Description of the task:
Print the entries below in their entirety, exactly as they are written.

============

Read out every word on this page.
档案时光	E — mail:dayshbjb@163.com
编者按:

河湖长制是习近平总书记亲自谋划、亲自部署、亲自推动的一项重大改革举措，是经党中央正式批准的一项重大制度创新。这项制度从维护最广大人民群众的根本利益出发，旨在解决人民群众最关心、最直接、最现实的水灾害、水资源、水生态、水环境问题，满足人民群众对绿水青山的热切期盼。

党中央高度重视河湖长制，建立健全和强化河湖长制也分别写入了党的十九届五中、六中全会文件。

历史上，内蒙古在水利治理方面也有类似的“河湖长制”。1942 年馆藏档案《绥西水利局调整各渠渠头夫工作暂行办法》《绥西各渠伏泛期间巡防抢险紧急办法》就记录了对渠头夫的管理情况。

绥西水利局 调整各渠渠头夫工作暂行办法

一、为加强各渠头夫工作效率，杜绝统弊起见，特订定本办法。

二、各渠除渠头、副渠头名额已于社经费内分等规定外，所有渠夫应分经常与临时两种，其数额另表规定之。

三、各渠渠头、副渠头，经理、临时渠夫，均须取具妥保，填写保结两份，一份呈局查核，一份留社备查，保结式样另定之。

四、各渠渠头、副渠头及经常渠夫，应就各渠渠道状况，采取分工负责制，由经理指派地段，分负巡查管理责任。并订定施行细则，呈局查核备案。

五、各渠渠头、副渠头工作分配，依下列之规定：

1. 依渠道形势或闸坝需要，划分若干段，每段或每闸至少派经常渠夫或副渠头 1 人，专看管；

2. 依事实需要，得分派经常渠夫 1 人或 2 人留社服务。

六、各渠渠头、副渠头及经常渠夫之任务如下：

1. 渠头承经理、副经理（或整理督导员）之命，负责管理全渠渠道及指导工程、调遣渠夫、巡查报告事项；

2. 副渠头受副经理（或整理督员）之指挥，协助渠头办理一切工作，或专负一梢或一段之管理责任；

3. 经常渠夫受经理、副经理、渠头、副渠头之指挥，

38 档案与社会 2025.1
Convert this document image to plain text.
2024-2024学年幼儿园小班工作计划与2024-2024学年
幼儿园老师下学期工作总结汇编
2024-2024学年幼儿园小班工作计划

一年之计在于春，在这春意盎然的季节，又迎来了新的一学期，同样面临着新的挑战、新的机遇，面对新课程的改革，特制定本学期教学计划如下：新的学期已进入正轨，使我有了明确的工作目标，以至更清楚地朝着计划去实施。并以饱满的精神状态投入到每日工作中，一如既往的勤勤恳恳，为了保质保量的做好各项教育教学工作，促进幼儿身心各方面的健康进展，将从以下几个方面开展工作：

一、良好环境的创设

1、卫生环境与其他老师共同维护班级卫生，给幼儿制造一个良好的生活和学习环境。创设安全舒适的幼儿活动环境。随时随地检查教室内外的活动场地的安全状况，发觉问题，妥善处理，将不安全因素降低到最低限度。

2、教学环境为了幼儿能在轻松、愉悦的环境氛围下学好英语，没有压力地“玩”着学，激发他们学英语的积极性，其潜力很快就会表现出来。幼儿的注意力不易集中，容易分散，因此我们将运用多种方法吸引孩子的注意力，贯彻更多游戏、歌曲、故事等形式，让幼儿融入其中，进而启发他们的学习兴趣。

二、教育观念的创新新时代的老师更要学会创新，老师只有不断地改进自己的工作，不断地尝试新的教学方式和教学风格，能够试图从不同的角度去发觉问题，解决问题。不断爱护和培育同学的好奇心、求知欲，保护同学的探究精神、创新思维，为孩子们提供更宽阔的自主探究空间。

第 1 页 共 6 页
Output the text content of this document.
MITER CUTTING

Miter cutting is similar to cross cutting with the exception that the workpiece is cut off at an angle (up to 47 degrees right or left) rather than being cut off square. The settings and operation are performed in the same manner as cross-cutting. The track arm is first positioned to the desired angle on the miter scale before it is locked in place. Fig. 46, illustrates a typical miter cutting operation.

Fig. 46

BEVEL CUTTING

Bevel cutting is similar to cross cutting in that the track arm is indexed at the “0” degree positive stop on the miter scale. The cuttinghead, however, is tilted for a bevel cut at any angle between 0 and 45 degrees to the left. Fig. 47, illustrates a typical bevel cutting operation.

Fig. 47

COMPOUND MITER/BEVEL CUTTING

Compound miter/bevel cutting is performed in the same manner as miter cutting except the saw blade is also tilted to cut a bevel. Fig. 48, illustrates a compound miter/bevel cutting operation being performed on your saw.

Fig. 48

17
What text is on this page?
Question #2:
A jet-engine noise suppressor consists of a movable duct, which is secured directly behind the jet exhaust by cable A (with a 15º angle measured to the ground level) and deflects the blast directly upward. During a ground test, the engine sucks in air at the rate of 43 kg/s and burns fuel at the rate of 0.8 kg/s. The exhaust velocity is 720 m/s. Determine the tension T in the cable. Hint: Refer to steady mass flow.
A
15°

============

Complete response:
Read out every word on this page.
档案时光	E — mail:dayshbjb@163.com
编者按:

河湖长制是习近平总书记亲自谋划、亲自部署、亲自推动的一项重大改革举措，是经党中央正式批准的一项重大制度创新。这项制度从维护最广大人民群众的根本利益出发，旨在解决人民群众最关心、最直接、最现实的水灾害、水资源、水生态、水环境问题，满足人民群众对绿水青山的热切期盼。

党中央高度重视河湖长制，建立健全和强化河湖长制也分别写入了党的十九届五中、六中全会文件。

历史上，内蒙古在水利治理方面也有类似的“河湖长制”。1942 年馆藏档案《绥西水利局调整各渠渠头夫工作暂行办法》《绥西各渠伏泛期间巡防抢险紧急办法》就记录了对渠头夫的管理情况。

绥西水利局 调整各渠渠头夫工作暂行办法

一、为加强各渠头夫工作效率，杜绝统弊起见，特订定本办法。

二、各渠除渠头、副渠头名额已于社经费内分等规定外，所有渠夫应分经常与临时两种，其数额另表规定之。

三、各渠渠头、副渠头，经理、临时渠夫，均须取具妥保，填写保结两份，一份呈局查核，一份留社备查，保结式样另定之。

四、各渠渠头、副渠头及经常渠夫，应就各渠渠道状况，采取分工负责制，由经理指派地段，分负巡查管理责任。并订定施行细则，呈局查核备案。

五、各渠渠头、副渠头工作分配，依下列之规定：

1. 依渠道形势或闸坝需要，划分若干段，每段或每闸至少派经常渠夫或副渠头 1 人，专看管；

2. 依事实需要，得分派经常渠夫 1 人或 2 人留社服务。

六、各渠渠头、副渠头及经常渠夫之任务如下：

1. 渠头承经理、副经理（或整理督导员）之命，负责管理全渠渠道及指导工程、调遣渠夫、巡查报告事项；

2. 副渠头受副经理（或整理督员）之指挥，协助渠头办理一切工作，或专负一梢或一段之管理责任；

3. 经常渠夫受经理、副经理、渠头、副渠头之指挥，

38 档案与社会 2025.1
Convert this document image to plain text.
2024-2024学年幼儿园小班工作计划与2024-2024学年
幼儿园老师下学期工作总结汇编
2024-2024学年幼儿园小班工作计划

一年之计在于春，在这春意盎然的季节，又迎来了新的一学期，同样面临着新的挑战、新的机遇，面对新课程的改革，特制定本学期教学计划如下：新的学期已进入正轨，使我有了明确的工作目标，以至更清楚地朝着计划去实施。并以饱满的精神状态投入到每日工作中，一如既往的勤勤恳恳，为了保质保量的做好各项教育教学工作，促进幼儿身心各方面的健康进展，将从以下几个方面开展工作：

一、良好环境的创设

1、卫生环境与其他老师共同维护班级卫生，给幼儿制造一个良好的生活和学习环境。创设安全舒适的幼儿活动环境。随时随地检查教室内外的活动场地的安全状况，发觉问题，妥善处理，将不安全因素降低到最低限度。

2、教学环境为了幼儿能在轻松、愉悦的环境氛围下学好英语，没有压力地“玩”着学，激发他们学英语的积极性，其潜力很快就会表现出来。幼儿的注意力不易集中，容易分散，因此我们将运用多种方法吸引孩子的注意力，贯彻更多游戏、歌曲、故事等形式，让幼儿融入其中，进而启发他们的学习兴趣。

二、教育观念的创新新时代的老师更要学会创新，老师只有不断地改进自己的工作，不断地尝试新的教学方式和教学风格，能够试图从不同的角度去发觉问题，解决问题。不断爱护和培育同学的好奇心、求知欲，保护同学的探究精神、创新思维，为孩子们提供更宽阔的自主探究空间。

第 1 页 共 6 页
Output the text content of this document.
MITER CUTTING

Miter cutting is similar to cross cutting with the exception that the workpiece is cut off at an angle (up to 47 degrees right or left) rather than being cut off square. The settings and operation are performed in the same manner as cross-cutting. The track arm is first positioned to the desired angle on the miter scale before it is locked in place. Fig. 46, illustrates a typical miter cutting operation.

Fig. 46

BEVEL CUTTING

Bevel cutting is similar to cross cutting in that the track arm is indexed at the “0” degree positive stop on the miter scale. The cuttinghead, however, is tilted for a bevel cut at any angle between 0 and 45 degrees to the left. Fig. 47, illustrates a typical bevel cutting operation.

Fig. 47

COMPOUND MITER/BEVEL CUTTING

Compound miter/bevel cutting is performed in the same manner as miter cutting except the saw blade is also tilted to cut a bevel. Fig. 48, illustrates a compound miter/bevel cutting operation being performed on your saw.

Fig. 48

17
What text is on this page?
Question #2:
A jet-engine noise suppressor consists of a movable duct, which is secured directly behind the jet exhaust by cable A (with a 15º angle measured to the ground level) and deflects the blast directly upward. During a ground test, the engine sucks in air at the rate of 43 kg/s and burns fuel at the rate of 0.8 kg/s. The exhaust velocity is 720 m/s. Determine the tension T in the cable. Hint: Refer to steady mass flow.
A
15°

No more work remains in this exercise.